■ DIRECTIONS: Set down, without alteration, the lines from the one that contains "Read out every word on this page." through the final line of the material below.

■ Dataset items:
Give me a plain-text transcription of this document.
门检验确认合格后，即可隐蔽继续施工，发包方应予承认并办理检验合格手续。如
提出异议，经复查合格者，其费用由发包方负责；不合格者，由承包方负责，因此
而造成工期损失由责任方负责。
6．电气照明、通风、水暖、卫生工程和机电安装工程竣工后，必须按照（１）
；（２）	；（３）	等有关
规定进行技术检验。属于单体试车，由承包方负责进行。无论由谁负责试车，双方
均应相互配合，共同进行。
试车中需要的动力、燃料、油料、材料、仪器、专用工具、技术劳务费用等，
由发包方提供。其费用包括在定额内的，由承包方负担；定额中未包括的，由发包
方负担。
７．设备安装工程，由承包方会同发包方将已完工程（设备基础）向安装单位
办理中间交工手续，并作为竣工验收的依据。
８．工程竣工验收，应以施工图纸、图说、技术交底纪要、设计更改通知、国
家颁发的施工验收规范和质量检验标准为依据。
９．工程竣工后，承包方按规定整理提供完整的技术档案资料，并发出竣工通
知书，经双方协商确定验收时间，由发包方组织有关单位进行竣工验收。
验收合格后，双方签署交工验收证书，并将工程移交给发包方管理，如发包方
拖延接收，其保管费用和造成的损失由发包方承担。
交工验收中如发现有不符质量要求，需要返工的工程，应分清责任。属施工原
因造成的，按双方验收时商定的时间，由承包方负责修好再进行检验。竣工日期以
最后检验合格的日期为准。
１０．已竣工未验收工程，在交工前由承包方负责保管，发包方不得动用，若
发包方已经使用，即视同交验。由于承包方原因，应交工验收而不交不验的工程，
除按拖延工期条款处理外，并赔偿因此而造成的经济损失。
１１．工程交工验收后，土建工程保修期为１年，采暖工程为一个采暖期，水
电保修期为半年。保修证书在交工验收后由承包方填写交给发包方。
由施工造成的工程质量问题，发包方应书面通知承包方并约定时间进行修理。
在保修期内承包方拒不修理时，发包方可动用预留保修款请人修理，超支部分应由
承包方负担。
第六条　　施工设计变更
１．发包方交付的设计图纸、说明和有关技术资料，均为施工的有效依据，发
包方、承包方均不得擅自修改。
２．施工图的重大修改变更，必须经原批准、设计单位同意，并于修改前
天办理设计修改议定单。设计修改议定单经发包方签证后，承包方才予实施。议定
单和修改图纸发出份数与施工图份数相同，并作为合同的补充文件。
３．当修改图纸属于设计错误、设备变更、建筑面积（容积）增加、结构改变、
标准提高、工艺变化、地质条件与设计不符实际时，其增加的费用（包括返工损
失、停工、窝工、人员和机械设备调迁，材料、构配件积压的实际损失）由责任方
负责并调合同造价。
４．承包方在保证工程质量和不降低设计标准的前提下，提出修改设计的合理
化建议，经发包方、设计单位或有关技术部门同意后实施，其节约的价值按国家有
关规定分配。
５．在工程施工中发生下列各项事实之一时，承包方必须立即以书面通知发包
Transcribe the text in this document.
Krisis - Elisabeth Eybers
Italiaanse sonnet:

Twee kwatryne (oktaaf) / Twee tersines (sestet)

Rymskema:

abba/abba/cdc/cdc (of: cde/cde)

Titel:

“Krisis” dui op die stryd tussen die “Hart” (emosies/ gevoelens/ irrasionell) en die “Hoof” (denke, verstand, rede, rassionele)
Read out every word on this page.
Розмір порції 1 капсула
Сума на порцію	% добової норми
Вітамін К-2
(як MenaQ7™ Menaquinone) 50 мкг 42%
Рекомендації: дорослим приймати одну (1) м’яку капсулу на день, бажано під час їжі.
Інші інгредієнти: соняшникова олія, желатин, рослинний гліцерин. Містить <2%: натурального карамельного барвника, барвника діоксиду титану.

■ CORRECT ANSWER:
Read out every word on this page.
Розмір порції 1 капсула
Сума на порцію	% добової норми
Вітамін К-2
(як MenaQ7™ Menaquinone) 50 мкг 42%
Рекомендації: дорослим приймати одну (1) м’яку капсулу на день, бажано під час їжі.
Інші інгредієнти: соняшникова олія, желатин, рослинний гліцерин. Містить <2%: натурального карамельного барвника, барвника діоксиду титану.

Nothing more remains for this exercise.